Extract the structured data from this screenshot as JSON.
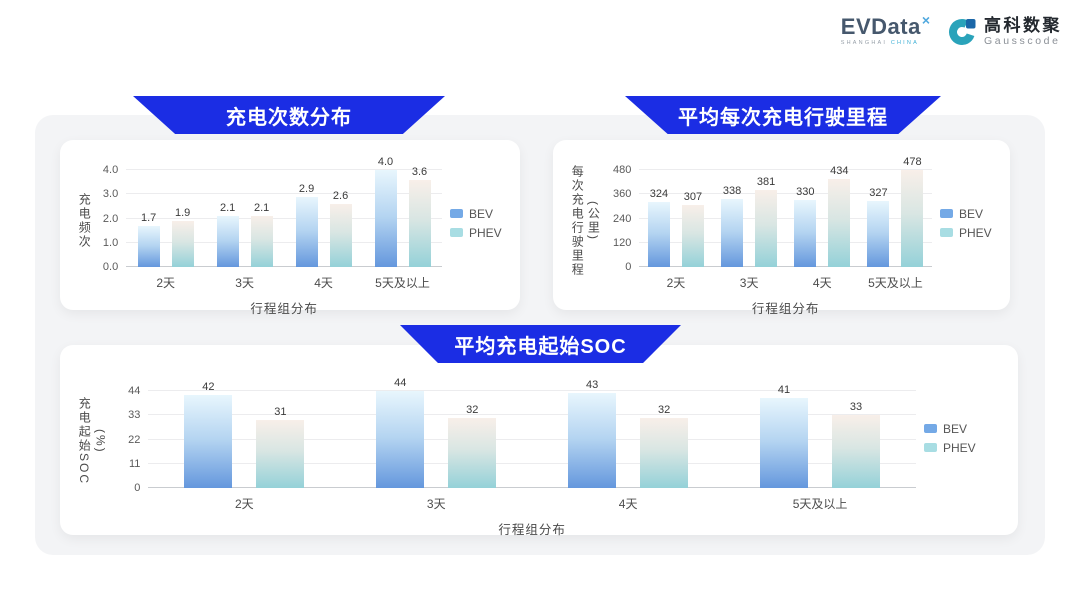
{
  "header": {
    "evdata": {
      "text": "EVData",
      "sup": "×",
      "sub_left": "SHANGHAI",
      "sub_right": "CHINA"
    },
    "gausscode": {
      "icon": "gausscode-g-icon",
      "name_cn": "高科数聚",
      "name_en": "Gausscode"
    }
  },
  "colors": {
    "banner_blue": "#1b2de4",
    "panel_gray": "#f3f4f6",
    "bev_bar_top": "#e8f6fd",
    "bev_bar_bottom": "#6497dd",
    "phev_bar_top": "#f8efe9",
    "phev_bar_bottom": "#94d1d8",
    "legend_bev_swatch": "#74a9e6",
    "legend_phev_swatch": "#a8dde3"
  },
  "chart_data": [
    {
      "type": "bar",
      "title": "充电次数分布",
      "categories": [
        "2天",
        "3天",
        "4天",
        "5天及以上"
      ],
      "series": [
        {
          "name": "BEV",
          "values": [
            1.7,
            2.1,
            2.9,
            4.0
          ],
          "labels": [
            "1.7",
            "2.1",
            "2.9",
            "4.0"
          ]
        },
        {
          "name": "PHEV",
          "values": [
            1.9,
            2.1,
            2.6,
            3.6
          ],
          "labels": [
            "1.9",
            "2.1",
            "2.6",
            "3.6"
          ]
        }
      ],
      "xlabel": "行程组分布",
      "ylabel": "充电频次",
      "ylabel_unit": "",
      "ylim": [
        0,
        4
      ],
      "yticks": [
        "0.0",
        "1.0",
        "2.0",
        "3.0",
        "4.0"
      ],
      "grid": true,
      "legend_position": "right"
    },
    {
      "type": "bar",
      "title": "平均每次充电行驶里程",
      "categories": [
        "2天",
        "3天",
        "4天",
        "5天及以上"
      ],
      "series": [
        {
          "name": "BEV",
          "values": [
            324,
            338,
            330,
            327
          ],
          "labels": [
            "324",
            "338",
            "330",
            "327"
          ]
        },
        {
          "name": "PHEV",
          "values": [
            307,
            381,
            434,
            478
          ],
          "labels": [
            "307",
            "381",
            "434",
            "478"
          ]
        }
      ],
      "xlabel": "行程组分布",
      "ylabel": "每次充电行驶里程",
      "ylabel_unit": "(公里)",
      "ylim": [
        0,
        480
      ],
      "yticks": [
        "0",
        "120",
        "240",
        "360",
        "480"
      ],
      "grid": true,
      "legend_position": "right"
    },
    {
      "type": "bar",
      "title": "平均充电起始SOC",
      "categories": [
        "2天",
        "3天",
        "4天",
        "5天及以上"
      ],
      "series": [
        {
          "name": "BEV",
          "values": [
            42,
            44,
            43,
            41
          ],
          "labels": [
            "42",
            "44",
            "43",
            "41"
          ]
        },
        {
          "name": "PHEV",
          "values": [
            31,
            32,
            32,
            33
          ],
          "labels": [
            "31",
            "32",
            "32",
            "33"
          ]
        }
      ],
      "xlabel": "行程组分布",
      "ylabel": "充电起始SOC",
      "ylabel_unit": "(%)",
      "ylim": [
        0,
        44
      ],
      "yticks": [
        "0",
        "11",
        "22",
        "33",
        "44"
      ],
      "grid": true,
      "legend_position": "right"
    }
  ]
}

> **PROBLEM REQUIREMENTS**: Copy out the records above in full, exactly as written, but not the pictures.

> **SOLVED EXERCISE**:
Extract the structured data from this screenshot as JSON.
{
  "header": {
    "evdata": {
      "text": "EVData",
      "sup": "×",
      "sub_left": "SHANGHAI",
      "sub_right": "CHINA"
    },
    "gausscode": {
      "icon": "gausscode-g-icon",
      "name_cn": "高科数聚",
      "name_en": "Gausscode"
    }
  },
  "colors": {
    "banner_blue": "#1b2de4",
    "panel_gray": "#f3f4f6",
    "bev_bar_top": "#e8f6fd",
    "bev_bar_bottom": "#6497dd",
    "phev_bar_top": "#f8efe9",
    "phev_bar_bottom": "#94d1d8",
    "legend_bev_swatch": "#74a9e6",
    "legend_phev_swatch": "#a8dde3"
  },
  "chart_data": [
    {
      "type": "bar",
      "title": "充电次数分布",
      "categories": [
        "2天",
        "3天",
        "4天",
        "5天及以上"
      ],
      "series": [
        {
          "name": "BEV",
          "values": [
            1.7,
            2.1,
            2.9,
            4.0
          ],
          "labels": [
            "1.7",
            "2.1",
            "2.9",
            "4.0"
          ]
        },
        {
          "name": "PHEV",
          "values": [
            1.9,
            2.1,
            2.6,
            3.6
          ],
          "labels": [
            "1.9",
            "2.1",
            "2.6",
            "3.6"
          ]
        }
      ],
      "xlabel": "行程组分布",
      "ylabel": "充电频次",
      "ylabel_unit": "",
      "ylim": [
        0,
        4
      ],
      "yticks": [
        "0.0",
        "1.0",
        "2.0",
        "3.0",
        "4.0"
      ],
      "grid": true,
      "legend_position": "right"
    },
    {
      "type": "bar",
      "title": "平均每次充电行驶里程",
      "categories": [
        "2天",
        "3天",
        "4天",
        "5天及以上"
      ],
      "series": [
        {
          "name": "BEV",
          "values": [
            324,
            338,
            330,
            327
          ],
          "labels": [
            "324",
            "338",
            "330",
            "327"
          ]
        },
        {
          "name": "PHEV",
          "values": [
            307,
            381,
            434,
            478
          ],
          "labels": [
            "307",
            "381",
            "434",
            "478"
          ]
        }
      ],
      "xlabel": "行程组分布",
      "ylabel": "每次充电行驶里程",
      "ylabel_unit": "(公里)",
      "ylim": [
        0,
        480
      ],
      "yticks": [
        "0",
        "120",
        "240",
        "360",
        "480"
      ],
      "grid": true,
      "legend_position": "right"
    },
    {
      "type": "bar",
      "title": "平均充电起始SOC",
      "categories": [
        "2天",
        "3天",
        "4天",
        "5天及以上"
      ],
      "series": [
        {
          "name": "BEV",
          "values": [
            42,
            44,
            43,
            41
          ],
          "labels": [
            "42",
            "44",
            "43",
            "41"
          ]
        },
        {
          "name": "PHEV",
          "values": [
            31,
            32,
            32,
            33
          ],
          "labels": [
            "31",
            "32",
            "32",
            "33"
          ]
        }
      ],
      "xlabel": "行程组分布",
      "ylabel": "充电起始SOC",
      "ylabel_unit": "(%)",
      "ylim": [
        0,
        44
      ],
      "yticks": [
        "0",
        "11",
        "22",
        "33",
        "44"
      ],
      "grid": true,
      "legend_position": "right"
    }
  ]
}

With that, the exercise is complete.